Extract all lines containing "parmi".

— begin —

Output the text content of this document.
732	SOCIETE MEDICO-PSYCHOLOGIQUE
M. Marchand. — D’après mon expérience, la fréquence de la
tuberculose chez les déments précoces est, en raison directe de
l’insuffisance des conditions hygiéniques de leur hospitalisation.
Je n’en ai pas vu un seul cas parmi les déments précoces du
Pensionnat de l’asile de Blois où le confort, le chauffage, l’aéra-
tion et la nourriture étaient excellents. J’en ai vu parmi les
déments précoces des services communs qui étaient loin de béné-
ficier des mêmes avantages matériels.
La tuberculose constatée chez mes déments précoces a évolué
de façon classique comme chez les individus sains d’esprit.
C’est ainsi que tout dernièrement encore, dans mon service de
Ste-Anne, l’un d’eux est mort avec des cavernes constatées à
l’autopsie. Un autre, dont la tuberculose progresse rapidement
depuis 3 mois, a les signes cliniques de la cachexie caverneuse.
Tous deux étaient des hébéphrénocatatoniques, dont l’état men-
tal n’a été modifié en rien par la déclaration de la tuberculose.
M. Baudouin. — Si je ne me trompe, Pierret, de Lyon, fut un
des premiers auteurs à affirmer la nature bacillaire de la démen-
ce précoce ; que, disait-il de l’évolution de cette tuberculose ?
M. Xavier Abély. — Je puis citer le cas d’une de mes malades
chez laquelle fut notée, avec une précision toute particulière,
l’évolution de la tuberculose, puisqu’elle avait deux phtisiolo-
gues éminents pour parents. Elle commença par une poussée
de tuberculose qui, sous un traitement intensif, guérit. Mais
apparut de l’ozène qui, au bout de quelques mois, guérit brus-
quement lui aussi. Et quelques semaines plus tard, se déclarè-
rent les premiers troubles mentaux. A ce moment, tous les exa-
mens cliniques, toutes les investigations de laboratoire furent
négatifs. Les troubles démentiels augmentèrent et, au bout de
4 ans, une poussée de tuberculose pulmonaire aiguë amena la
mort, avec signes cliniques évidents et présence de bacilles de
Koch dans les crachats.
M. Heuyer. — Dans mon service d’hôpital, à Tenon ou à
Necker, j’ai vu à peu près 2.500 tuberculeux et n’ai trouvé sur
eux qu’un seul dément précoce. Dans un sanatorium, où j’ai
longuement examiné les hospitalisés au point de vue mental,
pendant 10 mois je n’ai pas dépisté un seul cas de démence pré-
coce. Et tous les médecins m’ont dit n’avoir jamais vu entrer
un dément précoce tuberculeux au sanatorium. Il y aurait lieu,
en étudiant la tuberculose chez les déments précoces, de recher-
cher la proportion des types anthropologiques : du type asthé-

— end —

* [Answer to this exercise]
Je n’en ai pas vu un seul cas parmi les déments précoces du
tion et la nourriture étaient excellents. J’en ai vu parmi les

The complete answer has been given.